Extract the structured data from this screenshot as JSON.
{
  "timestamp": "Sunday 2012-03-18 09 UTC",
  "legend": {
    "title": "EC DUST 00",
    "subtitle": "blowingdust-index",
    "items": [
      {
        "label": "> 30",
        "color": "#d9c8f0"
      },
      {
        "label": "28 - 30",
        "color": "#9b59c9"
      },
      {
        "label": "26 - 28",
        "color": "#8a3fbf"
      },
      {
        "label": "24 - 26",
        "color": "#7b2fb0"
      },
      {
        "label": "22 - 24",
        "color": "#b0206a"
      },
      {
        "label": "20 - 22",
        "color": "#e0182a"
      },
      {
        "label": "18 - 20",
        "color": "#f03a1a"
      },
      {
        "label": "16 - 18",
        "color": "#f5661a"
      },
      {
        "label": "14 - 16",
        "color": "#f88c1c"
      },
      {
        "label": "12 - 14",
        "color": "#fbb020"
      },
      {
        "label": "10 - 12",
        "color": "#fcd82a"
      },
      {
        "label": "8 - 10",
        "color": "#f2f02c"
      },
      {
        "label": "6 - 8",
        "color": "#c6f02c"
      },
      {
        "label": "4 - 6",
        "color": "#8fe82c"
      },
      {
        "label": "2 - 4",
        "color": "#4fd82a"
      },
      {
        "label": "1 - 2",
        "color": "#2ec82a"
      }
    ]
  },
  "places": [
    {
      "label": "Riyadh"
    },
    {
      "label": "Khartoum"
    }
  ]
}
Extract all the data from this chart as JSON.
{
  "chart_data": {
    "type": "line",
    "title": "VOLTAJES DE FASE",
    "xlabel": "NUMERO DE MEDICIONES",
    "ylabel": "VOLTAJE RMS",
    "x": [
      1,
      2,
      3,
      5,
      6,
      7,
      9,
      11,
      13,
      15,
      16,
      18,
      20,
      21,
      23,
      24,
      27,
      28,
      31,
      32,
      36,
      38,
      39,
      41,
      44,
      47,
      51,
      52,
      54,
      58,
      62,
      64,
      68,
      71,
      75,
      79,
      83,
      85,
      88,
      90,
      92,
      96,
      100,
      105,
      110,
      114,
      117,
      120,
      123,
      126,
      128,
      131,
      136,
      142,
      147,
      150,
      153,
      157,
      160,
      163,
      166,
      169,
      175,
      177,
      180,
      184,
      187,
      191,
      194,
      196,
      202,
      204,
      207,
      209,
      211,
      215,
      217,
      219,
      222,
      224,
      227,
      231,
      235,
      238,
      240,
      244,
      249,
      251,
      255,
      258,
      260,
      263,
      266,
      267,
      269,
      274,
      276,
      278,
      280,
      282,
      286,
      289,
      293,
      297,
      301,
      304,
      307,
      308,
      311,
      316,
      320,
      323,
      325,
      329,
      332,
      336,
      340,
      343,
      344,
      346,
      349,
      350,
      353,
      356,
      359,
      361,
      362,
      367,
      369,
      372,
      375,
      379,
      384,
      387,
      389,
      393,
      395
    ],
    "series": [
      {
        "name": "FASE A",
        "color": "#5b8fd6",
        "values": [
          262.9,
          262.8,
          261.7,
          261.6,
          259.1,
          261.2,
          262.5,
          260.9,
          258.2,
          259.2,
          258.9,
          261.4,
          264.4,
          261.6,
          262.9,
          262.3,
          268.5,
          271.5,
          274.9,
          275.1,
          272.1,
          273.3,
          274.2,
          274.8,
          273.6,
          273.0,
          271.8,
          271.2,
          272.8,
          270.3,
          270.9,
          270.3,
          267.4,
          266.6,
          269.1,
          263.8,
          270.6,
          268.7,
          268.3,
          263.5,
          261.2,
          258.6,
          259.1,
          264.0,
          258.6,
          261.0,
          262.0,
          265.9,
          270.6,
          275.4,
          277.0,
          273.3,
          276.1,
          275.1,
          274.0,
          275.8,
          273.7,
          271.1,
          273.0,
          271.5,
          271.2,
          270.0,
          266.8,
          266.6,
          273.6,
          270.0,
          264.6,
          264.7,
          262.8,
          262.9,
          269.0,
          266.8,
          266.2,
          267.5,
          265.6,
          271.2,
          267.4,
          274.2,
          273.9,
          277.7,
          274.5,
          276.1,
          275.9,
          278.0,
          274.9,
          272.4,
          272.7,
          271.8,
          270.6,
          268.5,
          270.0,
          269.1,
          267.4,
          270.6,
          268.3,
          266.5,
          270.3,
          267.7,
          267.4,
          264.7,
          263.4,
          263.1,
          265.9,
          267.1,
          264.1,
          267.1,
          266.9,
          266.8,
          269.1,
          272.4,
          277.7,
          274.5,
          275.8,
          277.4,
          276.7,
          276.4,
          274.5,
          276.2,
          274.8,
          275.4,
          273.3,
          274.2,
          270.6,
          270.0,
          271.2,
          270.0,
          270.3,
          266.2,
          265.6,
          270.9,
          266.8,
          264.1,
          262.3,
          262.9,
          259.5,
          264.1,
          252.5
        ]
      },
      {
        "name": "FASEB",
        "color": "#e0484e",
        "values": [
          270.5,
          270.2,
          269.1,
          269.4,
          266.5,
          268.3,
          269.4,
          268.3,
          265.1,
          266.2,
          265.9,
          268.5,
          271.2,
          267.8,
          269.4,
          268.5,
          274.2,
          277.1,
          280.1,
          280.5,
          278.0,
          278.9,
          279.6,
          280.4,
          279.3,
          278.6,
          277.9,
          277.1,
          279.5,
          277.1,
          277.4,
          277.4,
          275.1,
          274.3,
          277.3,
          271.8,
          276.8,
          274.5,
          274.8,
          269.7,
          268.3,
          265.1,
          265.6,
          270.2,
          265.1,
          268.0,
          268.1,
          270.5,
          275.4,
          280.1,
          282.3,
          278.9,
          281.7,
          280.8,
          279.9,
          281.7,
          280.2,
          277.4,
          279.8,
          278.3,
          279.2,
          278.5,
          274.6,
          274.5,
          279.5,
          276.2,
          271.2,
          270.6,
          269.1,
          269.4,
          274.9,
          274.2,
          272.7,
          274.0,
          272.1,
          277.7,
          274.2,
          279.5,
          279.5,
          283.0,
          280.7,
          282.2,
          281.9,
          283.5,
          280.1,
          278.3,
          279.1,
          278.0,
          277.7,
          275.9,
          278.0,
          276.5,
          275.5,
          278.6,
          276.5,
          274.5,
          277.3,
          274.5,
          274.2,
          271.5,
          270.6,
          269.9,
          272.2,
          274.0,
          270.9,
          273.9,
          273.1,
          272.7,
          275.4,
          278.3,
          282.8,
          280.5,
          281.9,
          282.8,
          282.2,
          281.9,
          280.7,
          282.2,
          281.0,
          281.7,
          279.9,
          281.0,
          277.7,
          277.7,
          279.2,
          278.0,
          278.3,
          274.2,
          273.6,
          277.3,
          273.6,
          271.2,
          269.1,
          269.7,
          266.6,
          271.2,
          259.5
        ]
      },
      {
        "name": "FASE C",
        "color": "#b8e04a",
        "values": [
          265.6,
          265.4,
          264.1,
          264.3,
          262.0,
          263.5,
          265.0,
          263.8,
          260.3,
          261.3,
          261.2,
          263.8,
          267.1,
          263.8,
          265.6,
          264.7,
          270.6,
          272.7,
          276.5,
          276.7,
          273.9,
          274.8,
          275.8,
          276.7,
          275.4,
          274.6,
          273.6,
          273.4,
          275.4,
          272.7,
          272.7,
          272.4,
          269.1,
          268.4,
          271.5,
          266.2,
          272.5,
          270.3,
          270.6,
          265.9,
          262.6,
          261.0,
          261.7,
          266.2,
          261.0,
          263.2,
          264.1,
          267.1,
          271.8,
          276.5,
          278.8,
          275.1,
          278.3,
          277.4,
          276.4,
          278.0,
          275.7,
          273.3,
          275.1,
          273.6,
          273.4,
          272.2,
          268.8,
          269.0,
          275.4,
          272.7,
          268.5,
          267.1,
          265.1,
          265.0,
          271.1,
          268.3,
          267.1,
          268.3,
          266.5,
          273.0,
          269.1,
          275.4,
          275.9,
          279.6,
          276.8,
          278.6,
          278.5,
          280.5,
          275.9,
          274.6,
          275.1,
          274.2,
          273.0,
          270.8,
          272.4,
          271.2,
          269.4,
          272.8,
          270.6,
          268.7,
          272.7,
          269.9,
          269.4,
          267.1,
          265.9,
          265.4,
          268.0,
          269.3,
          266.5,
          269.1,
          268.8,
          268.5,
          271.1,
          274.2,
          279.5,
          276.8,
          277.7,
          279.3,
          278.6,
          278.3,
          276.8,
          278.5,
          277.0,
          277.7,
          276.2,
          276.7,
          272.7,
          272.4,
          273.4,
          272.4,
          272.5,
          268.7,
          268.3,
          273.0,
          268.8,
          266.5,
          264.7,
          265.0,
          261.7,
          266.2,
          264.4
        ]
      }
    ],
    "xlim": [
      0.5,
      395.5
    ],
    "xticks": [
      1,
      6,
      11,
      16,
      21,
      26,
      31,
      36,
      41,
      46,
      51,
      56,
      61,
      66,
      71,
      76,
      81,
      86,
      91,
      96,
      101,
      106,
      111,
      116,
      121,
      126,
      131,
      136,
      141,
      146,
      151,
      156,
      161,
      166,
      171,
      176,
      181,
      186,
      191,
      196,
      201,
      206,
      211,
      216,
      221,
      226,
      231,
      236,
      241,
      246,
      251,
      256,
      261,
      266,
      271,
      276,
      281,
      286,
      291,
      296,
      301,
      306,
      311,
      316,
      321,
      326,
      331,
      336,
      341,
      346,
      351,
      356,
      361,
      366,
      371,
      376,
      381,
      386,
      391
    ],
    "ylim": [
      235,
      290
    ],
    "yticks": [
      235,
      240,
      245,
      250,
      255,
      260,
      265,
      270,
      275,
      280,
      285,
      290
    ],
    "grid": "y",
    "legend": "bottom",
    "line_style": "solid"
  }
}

***

Look back over the material above and state how many lines hold the word "JSON". Write the number and nothing else.

2